:: To-do list ::
(1) Update the HTSLib page extract between "To have a thread pool specific" and "of the task.", inclusive, so that "hts_tpool_destroy" becomes "hts_tpool_release".
(2) Check these statements against the HTSLib page extract, answering yes or no for each and quoting the words that decide it: (a) a thread pool made for one file is released when that file is closed; (b) a thread pool shared across files is initialized with hts_set_opt; (c) the file-specific example gives the bam write 2 threads.
>> BEGIN Page extract
The hts_set_opt method does the selection of specified fields. There are flags indicating specific fields, like SAM_FLAG, SAM_SEQ, SAM_QNAME, in alignment data and a combination of flags for the required fields can be passed with CRAM_OPT_REQUIRED_FIELDS to this api.
...
//select required field alone, this is useful for CRAM alone
if (hts_set_opt(infile, CRAM_OPT_REQUIRED_FIELDS, SAM_FLAG) < 0)
... // error
//read header
in_samhdr = sam_hdr_read(infile);
...
//read data, check flags and update count
while ((c = sam_read1(infile, in_samhdr, bamdata)) >= 0) {
if (bamdata->core.flag & BAM_FREAD1)
cntread1++;
...
Refer: flags_htsopt_field.c
The HTSLib api supports thread pooling for better performance. There are a few ways in which this can be used. The pool can be made specific for a file or a generic pool can be created and shared across multiple files. Thread pool can also be used to execute user defined tasks. The tasks are to be added to queue, threads in pool executes them and results can be queued back if required.
To have a thread pool specific for a file, hts_set_opt api can be used with the file pointer, HTS_OPT_NTHREADS and the number of threads to be in the pool. Thread pool is released on closure of file. To have a thread pool which can be shared across different files, it needs to be initialized using hts_tpool_init api, passing number of threads as an argument. This thread pool can be associated with a file using hts_set_opt api. The file pointer, HTS_OPT_THREAD_POOL and the thread pool address are to be passed as arguments to the api. The thread pool has to be released with hts_tpool_destroy.
The samples are trivial ones to showcase the usage of api. The number of threads to use for different tasks has to be identified based on complexity and parallelism of the task.
Below excerpt shows file specific thread pool,
...
//create file specific threads
if (hts_set_opt(infile, HTS_OPT_NTHREADS, 1) < 0 || //1 thread specific for reading
hts_set_opt(outfile1, HTS_OPT_NTHREADS, 1) < 0 || //1 thread specific for sam write
hts_set_opt(outfile2, HTS_OPT_NTHREADS, 2) < 0) { //2 thread specific for bam write
printf("Failed to set thread options\n");
goto end;
}
Refer: split_thread1.c
Below excerpt shows a thread pool shared across files,
...
//create a pool of 4 threads
if (!(tpool.pool = hts_tpool_init(4)))
>> END Page extract
>> BEGIN Entries supplied
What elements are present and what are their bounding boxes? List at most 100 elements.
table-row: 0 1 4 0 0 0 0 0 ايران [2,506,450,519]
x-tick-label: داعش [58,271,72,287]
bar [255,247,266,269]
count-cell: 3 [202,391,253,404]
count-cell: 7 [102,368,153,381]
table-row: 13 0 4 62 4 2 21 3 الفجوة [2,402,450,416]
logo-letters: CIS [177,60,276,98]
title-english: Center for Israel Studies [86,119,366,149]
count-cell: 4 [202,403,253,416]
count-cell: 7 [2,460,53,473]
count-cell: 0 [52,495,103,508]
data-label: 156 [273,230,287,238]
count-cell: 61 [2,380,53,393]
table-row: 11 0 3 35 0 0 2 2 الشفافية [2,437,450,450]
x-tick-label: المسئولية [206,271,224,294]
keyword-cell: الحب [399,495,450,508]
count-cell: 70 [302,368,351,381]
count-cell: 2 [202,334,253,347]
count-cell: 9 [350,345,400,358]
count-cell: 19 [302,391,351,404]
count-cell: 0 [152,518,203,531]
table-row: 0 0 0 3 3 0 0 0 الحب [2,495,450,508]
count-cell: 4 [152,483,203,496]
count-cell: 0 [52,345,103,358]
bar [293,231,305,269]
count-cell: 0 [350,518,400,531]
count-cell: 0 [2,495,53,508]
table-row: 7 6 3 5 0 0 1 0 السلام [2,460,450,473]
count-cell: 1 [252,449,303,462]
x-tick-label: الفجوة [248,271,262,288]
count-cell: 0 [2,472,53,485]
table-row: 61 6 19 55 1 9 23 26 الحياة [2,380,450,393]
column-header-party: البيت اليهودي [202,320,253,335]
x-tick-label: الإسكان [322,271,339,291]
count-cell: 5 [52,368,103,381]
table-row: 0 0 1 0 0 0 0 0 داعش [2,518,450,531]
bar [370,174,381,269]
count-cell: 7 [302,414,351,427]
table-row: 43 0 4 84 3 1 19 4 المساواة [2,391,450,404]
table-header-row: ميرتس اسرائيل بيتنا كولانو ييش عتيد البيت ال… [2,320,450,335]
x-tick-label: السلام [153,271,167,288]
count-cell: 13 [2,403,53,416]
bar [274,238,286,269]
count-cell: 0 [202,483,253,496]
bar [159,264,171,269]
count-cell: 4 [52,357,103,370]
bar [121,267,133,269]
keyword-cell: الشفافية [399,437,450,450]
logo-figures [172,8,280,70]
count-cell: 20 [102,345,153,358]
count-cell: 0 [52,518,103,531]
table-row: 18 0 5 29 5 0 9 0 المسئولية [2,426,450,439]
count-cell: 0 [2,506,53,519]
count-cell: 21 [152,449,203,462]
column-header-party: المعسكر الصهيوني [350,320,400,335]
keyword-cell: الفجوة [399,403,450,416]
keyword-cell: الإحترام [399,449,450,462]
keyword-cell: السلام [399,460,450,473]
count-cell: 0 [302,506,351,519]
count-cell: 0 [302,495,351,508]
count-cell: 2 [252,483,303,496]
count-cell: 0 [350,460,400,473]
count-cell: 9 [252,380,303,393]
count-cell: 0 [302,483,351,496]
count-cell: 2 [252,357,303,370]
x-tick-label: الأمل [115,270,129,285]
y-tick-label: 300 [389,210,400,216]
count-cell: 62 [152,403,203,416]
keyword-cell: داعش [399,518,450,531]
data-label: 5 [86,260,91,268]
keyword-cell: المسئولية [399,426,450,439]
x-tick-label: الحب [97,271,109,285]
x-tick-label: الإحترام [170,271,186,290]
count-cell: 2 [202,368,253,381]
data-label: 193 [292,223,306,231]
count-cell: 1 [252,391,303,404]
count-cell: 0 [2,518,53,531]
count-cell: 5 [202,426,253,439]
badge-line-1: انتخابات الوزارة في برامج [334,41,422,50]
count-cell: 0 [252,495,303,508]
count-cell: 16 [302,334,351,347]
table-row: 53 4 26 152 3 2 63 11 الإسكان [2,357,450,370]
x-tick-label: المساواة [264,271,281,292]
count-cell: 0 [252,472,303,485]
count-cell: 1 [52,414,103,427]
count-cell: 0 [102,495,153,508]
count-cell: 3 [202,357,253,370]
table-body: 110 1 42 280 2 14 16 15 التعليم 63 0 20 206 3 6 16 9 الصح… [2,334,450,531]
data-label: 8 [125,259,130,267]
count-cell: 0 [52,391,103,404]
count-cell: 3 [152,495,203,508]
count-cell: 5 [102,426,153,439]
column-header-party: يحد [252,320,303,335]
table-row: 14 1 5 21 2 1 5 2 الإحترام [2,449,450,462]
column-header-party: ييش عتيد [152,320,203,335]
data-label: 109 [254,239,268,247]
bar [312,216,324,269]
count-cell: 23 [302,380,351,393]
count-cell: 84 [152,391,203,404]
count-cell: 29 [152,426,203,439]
>> END Entries supplied
>> BEGIN Entries supplied
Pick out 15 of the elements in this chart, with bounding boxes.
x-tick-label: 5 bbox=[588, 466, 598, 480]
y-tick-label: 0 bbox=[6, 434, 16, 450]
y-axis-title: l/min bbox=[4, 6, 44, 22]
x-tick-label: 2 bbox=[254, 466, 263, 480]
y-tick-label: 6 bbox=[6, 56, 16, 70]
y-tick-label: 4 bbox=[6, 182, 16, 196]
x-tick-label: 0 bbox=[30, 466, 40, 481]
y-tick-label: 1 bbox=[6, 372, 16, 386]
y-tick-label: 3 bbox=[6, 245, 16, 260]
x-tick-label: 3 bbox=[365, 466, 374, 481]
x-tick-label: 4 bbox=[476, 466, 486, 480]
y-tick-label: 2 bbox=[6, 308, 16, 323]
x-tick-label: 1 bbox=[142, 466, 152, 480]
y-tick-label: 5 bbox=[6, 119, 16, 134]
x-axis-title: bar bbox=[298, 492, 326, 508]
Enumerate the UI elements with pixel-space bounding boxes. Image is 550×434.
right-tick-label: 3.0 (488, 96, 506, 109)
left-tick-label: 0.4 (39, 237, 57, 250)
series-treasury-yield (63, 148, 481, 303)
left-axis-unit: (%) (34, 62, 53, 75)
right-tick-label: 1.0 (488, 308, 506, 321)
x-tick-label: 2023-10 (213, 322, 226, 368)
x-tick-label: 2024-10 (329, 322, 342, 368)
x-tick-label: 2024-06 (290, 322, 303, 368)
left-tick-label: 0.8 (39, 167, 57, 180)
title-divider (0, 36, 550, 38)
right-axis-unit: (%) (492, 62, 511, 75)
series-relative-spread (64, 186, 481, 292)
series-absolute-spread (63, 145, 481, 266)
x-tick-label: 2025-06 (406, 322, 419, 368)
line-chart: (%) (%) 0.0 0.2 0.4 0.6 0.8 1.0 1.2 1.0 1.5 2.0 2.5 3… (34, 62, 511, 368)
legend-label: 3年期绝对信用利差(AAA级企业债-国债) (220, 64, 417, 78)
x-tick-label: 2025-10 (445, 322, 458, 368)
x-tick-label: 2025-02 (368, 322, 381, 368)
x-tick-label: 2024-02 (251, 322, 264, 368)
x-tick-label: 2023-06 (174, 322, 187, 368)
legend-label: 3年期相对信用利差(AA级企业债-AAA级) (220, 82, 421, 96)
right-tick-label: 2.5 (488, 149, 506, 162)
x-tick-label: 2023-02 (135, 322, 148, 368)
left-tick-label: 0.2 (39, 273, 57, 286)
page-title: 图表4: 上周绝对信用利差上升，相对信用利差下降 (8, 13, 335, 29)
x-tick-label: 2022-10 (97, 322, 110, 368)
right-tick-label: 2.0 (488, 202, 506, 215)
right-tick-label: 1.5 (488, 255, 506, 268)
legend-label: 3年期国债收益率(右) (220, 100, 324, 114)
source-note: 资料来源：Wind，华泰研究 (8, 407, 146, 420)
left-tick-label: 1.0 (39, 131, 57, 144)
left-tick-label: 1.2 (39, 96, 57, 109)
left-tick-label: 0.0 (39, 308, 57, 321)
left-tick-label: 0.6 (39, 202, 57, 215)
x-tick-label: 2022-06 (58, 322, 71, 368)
>> END Entries supplied
:: Task solutions ::
(1)
To have a thread pool specific for a file, hts_set_opt api can be used with the file pointer, HTS_OPT_NTHREADS and the number of threads to be in the pool. Thread pool is released on closure of file. To have a thread pool which can be shared across different files, it needs to be initialized using hts_tpool_init api, passing number of threads as an argument. This thread pool can be associated with a file using hts_set_opt api. The file pointer, HTS_OPT_THREAD_POOL and the thread pool address are to be passed as arguments to the api. The thread pool has to be released with hts_tpool_release.
The samples are trivial ones to showcase the usage of api. The number of threads to use for different tasks has to be identified based on complexity and parallelism of the task.

(2)
(a) Yes: "Thread pool is released on closure of file."
(b) No: "it needs to be initialized using hts_tpool_init api"
(c) Yes: "//2 thread specific for bam write"